## Stored dataset items:

━━━━

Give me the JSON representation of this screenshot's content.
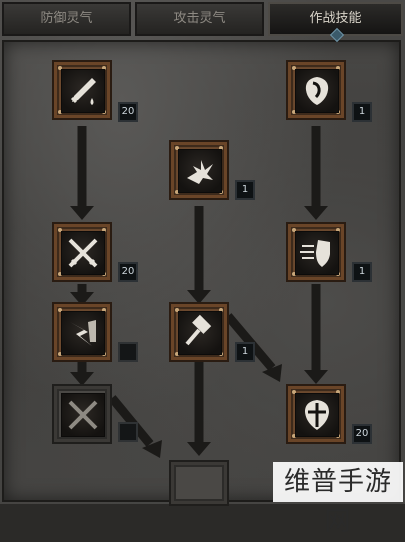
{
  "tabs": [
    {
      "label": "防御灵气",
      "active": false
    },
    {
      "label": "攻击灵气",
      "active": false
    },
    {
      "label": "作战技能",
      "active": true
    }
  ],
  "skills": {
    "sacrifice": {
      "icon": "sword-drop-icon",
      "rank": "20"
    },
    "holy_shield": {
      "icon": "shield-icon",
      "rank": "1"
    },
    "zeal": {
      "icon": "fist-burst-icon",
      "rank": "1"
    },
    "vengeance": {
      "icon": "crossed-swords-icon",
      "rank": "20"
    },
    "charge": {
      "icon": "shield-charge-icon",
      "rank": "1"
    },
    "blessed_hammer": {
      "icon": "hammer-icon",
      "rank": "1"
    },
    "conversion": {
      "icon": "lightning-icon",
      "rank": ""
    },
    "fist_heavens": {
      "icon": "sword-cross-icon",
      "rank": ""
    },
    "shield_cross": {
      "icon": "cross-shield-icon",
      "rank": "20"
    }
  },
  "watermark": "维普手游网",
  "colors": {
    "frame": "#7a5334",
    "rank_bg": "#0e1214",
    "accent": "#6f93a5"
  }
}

━━━━

## Exercise instructions:
Your task is to reproduce all of the material exactly. The pictures stay out.

## Final result:
Give me the JSON representation of this screenshot's content.
{
  "tabs": [
    {
      "label": "防御灵气",
      "active": false
    },
    {
      "label": "攻击灵气",
      "active": false
    },
    {
      "label": "作战技能",
      "active": true
    }
  ],
  "skills": {
    "sacrifice": {
      "icon": "sword-drop-icon",
      "rank": "20"
    },
    "holy_shield": {
      "icon": "shield-icon",
      "rank": "1"
    },
    "zeal": {
      "icon": "fist-burst-icon",
      "rank": "1"
    },
    "vengeance": {
      "icon": "crossed-swords-icon",
      "rank": "20"
    },
    "charge": {
      "icon": "shield-charge-icon",
      "rank": "1"
    },
    "blessed_hammer": {
      "icon": "hammer-icon",
      "rank": "1"
    },
    "conversion": {
      "icon": "lightning-icon",
      "rank": ""
    },
    "fist_heavens": {
      "icon": "sword-cross-icon",
      "rank": ""
    },
    "shield_cross": {
      "icon": "cross-shield-icon",
      "rank": "20"
    }
  },
  "watermark": "维普手游网",
  "colors": {
    "frame": "#7a5334",
    "rank_bg": "#0e1214",
    "accent": "#6f93a5"
  }
}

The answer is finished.